**Exercise brief:**
In the entries below, count every line containing "Rantau". Return the number and nothing else.

Collection entries

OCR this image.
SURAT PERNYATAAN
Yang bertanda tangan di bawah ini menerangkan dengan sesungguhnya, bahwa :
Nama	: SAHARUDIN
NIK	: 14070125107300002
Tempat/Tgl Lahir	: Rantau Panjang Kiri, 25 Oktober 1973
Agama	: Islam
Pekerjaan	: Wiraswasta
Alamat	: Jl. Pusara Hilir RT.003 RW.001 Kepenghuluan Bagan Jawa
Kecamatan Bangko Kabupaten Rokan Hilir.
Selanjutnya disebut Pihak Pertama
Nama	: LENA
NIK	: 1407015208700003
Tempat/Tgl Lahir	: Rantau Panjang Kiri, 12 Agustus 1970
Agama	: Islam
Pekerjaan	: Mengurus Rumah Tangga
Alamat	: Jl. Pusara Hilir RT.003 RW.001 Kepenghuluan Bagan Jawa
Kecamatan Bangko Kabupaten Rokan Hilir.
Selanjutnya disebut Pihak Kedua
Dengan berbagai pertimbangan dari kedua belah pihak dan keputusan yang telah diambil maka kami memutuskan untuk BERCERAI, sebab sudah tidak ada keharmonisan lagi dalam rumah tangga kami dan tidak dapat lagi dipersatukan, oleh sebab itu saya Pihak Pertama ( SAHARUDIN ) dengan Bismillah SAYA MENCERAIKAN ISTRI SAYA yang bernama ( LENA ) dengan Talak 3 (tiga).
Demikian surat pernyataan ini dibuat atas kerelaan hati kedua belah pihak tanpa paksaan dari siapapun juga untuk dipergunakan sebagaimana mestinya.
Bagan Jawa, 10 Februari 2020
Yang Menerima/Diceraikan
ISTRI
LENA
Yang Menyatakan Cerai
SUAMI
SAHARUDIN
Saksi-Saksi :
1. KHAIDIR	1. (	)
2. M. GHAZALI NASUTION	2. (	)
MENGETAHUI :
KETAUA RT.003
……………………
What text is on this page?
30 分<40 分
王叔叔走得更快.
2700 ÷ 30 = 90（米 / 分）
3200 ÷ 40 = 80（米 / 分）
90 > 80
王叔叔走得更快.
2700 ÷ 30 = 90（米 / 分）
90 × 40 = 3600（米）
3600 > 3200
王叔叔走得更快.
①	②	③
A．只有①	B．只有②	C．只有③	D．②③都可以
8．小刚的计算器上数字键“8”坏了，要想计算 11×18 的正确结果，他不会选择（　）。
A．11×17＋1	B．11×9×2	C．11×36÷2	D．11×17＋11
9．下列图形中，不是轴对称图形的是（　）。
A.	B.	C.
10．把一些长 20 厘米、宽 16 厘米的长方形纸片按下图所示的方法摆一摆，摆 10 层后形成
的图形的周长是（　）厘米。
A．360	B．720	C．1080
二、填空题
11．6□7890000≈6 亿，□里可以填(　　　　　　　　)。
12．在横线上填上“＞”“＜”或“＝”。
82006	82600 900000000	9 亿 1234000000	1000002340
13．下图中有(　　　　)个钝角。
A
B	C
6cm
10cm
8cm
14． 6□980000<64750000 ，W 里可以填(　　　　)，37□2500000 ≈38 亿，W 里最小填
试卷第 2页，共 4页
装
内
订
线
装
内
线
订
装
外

**In response:**
2